┌─ Supplied entries
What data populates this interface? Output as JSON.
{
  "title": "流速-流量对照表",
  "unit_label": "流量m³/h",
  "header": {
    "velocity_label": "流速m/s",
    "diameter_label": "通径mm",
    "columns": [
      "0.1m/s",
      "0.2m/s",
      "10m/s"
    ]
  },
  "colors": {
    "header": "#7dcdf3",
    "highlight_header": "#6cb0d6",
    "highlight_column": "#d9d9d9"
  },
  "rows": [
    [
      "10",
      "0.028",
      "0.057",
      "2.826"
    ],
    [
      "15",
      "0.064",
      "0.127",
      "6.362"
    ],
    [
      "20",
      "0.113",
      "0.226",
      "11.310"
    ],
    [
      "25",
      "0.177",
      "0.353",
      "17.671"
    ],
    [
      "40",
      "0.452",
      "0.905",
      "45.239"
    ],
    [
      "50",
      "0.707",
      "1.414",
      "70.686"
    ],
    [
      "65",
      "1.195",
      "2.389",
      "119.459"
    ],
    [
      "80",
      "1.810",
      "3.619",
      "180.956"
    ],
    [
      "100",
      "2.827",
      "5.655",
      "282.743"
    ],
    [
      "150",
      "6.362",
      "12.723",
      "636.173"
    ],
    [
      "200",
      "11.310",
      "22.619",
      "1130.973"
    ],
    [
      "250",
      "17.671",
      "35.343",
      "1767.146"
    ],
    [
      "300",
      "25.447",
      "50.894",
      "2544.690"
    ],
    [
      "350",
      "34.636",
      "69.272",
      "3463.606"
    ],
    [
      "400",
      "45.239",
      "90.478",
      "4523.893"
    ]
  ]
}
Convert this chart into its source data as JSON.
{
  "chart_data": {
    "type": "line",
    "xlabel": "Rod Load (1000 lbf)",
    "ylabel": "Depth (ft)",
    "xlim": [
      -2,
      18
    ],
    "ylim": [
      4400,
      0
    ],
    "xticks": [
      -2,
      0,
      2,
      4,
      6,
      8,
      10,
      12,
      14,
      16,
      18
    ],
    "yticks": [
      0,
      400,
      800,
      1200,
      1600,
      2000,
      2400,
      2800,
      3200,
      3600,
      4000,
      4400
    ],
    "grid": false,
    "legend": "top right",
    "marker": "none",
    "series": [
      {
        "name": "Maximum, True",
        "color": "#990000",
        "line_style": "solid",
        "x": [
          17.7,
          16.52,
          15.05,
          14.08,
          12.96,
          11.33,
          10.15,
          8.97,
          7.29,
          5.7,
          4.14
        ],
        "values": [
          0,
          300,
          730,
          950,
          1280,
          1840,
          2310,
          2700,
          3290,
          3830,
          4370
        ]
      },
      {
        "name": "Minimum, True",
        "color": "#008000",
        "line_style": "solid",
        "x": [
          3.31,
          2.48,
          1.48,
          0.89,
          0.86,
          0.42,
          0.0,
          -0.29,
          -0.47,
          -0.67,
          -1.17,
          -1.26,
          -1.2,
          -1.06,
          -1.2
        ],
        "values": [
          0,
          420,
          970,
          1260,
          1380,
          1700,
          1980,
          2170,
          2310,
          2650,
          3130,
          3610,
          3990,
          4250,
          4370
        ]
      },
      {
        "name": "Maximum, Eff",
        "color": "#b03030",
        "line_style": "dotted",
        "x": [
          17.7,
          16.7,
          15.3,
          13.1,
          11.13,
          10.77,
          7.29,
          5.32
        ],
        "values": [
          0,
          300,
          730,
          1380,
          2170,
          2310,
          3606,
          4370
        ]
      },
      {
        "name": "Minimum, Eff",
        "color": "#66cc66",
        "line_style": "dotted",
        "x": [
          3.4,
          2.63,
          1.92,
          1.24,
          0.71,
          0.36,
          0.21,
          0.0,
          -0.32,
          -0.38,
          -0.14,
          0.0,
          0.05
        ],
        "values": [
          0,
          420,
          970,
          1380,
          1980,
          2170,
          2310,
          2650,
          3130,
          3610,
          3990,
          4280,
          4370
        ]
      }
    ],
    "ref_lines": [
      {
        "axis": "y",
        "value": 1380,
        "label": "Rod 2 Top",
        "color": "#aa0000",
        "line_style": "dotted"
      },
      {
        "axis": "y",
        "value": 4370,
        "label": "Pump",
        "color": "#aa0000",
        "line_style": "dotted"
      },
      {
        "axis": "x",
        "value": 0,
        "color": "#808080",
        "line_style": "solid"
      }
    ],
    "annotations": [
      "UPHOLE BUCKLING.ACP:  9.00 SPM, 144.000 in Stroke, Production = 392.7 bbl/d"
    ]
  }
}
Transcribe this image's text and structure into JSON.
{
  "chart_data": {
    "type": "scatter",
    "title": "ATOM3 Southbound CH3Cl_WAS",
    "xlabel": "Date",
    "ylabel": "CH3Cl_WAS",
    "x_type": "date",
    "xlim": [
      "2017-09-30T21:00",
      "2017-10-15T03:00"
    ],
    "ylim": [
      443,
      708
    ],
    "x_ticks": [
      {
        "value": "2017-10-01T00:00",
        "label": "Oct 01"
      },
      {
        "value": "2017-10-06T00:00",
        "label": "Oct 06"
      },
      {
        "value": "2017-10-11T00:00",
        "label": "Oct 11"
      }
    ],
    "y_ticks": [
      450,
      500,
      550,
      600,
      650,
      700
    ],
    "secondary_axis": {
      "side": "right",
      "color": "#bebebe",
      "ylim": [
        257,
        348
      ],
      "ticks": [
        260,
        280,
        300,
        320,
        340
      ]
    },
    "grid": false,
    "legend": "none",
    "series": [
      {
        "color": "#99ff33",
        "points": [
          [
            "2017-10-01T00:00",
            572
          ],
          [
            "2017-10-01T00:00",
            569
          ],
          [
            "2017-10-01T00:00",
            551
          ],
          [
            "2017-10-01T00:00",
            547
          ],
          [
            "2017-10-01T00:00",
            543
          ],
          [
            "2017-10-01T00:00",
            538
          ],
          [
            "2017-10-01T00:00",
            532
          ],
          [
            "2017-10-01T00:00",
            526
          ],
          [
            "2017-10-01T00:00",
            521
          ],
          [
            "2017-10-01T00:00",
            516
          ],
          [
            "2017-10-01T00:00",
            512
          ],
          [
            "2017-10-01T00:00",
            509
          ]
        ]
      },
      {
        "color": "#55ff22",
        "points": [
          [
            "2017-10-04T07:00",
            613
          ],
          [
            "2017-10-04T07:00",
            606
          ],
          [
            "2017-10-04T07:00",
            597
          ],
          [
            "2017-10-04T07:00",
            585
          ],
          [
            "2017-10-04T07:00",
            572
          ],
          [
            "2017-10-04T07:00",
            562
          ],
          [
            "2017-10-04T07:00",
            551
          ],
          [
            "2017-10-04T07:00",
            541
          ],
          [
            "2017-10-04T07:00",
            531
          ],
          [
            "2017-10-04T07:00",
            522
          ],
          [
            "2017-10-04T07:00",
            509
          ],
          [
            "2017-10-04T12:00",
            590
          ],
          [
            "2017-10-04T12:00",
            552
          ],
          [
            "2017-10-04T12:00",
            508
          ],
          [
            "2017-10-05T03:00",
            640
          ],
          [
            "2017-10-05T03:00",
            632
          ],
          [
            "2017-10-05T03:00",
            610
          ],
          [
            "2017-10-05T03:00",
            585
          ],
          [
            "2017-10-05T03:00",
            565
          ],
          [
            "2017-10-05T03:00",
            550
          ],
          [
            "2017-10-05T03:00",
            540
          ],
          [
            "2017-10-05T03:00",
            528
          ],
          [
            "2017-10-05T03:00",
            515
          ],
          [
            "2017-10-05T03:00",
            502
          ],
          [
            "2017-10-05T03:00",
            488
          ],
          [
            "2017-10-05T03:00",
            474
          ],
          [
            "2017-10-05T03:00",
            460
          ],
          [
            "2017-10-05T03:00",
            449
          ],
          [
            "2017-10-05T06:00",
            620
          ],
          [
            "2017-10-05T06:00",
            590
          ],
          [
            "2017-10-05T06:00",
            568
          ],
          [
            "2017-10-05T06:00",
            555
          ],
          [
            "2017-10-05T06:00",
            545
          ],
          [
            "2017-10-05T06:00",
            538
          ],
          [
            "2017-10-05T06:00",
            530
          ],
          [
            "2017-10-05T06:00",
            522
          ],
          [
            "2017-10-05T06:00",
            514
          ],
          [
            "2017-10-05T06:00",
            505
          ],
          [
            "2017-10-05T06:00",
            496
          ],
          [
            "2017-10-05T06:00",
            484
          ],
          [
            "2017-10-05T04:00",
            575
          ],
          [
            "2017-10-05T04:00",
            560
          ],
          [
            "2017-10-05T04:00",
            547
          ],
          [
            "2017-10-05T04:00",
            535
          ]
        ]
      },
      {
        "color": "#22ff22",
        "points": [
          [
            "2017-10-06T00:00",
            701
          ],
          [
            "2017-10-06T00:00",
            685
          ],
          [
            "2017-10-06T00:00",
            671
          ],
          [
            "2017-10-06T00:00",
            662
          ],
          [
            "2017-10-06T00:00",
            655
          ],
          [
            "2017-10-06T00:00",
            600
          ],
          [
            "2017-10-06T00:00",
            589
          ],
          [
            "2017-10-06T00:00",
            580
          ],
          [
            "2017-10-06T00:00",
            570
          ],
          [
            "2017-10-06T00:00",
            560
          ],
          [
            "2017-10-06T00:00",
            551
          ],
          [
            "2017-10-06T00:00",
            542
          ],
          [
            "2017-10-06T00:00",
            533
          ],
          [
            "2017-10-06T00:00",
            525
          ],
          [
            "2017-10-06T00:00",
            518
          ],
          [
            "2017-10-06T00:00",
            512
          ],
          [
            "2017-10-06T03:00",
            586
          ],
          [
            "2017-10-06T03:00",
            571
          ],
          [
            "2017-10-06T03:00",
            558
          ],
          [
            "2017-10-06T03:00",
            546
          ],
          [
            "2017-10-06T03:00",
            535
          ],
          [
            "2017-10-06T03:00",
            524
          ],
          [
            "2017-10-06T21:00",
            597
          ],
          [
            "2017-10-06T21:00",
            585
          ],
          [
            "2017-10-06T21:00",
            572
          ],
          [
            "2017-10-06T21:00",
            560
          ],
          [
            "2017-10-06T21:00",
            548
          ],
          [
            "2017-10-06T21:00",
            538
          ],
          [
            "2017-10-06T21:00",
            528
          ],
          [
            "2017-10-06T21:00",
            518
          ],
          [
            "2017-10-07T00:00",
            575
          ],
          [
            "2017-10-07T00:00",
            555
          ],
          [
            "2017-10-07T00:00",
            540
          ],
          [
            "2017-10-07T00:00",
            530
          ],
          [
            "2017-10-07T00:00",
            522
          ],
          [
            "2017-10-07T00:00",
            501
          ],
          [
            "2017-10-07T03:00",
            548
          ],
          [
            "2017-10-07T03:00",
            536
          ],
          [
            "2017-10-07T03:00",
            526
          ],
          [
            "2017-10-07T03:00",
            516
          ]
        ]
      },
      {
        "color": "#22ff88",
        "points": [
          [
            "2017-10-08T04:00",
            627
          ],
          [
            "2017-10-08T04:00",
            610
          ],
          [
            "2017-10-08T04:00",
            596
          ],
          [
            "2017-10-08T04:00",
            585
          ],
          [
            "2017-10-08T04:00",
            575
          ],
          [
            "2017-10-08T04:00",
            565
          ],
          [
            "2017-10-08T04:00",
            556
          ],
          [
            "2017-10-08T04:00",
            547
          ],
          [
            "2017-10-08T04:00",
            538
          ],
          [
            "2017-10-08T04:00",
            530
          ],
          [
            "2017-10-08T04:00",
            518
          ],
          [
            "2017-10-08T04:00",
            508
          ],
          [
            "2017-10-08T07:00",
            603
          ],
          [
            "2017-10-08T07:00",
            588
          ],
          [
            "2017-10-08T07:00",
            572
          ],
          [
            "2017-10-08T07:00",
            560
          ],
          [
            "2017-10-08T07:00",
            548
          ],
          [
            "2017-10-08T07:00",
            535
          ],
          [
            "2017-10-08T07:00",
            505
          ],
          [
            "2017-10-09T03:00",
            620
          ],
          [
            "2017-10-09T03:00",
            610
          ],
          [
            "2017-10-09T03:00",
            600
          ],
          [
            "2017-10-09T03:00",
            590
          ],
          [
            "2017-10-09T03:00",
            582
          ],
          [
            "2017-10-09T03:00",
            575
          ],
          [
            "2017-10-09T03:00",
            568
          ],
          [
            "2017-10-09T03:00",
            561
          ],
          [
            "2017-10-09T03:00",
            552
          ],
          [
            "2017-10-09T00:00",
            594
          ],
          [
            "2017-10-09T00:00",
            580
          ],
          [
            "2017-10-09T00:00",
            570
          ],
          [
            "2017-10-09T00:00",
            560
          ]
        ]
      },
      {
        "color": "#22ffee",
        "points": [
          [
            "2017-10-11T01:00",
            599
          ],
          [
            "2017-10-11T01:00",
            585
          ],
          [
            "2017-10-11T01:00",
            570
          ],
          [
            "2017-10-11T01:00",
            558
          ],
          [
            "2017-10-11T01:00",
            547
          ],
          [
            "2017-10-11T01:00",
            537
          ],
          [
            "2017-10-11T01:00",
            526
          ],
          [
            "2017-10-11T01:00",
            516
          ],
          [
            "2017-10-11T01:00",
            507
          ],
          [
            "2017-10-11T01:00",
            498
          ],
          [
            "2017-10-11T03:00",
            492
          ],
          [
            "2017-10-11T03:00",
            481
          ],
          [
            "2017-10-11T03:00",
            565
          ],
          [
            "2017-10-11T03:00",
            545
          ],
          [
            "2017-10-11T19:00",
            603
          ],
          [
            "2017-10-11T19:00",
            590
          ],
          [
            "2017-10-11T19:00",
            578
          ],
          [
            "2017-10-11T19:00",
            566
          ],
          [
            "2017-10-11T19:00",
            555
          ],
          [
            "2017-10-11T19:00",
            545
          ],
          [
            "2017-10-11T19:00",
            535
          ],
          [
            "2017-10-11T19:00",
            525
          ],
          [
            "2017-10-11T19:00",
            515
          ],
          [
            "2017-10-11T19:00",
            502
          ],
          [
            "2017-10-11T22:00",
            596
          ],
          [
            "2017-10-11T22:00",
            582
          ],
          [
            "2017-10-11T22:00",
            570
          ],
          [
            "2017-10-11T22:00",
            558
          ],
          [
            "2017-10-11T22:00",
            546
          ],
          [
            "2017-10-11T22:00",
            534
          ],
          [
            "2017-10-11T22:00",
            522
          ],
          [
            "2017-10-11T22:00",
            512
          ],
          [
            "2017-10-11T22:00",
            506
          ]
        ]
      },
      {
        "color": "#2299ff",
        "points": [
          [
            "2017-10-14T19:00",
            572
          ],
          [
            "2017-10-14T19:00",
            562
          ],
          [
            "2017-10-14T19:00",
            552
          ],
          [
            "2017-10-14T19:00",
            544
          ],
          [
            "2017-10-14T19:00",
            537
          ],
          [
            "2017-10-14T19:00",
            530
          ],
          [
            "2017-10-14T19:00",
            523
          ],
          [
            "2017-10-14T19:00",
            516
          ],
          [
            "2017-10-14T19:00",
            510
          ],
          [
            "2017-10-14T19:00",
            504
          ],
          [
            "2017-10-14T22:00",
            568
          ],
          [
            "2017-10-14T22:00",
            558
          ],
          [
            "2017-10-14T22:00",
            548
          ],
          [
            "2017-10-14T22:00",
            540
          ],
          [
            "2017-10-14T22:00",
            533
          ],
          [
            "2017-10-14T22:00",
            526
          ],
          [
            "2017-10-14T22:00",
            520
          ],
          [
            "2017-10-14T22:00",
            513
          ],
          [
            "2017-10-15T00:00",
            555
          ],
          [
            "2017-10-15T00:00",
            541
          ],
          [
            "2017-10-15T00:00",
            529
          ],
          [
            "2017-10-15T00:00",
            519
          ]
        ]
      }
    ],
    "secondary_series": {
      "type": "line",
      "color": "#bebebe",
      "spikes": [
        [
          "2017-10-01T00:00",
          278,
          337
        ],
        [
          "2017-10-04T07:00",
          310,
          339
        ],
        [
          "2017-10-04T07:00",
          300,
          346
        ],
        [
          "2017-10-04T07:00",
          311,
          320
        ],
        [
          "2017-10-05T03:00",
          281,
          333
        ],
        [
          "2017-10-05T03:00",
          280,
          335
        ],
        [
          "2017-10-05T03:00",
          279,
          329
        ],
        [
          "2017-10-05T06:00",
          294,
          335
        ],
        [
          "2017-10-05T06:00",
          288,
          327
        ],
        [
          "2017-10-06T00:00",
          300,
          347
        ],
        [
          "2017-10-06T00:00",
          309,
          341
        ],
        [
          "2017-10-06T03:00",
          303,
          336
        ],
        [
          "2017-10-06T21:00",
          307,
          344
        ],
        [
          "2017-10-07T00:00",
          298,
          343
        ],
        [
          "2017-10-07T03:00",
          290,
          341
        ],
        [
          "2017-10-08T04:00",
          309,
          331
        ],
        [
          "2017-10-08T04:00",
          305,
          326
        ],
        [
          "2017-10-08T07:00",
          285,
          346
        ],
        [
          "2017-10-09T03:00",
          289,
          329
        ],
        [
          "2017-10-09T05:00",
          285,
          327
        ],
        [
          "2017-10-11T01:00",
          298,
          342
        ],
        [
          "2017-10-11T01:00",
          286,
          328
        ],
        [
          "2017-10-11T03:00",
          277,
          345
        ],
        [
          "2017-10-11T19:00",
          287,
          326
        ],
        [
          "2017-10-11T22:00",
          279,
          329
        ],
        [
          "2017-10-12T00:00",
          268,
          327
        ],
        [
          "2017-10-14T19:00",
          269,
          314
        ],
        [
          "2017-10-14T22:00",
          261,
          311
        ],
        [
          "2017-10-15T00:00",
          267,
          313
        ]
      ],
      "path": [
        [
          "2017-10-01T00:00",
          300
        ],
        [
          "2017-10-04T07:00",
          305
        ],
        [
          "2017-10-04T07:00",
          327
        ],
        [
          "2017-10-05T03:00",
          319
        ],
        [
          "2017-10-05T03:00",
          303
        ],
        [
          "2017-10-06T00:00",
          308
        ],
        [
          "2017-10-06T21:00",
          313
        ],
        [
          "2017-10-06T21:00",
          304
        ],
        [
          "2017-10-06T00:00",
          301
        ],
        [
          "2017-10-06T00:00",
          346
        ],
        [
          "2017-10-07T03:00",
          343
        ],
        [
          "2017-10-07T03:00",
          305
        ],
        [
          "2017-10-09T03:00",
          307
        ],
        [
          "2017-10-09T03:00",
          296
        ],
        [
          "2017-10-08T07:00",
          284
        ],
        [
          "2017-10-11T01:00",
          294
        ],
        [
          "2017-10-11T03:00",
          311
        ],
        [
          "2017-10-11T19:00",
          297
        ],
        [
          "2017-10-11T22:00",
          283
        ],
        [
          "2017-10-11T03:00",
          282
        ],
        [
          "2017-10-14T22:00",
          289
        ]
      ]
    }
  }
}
└─
*Task directions*:
Scan the lines for the string "this". Pick out every line that has it.

*Correct answer*:
What data populates this interface? Output as JSON.
Convert this chart into its source data as JSON.
Transcribe this image's text and structure into JSON.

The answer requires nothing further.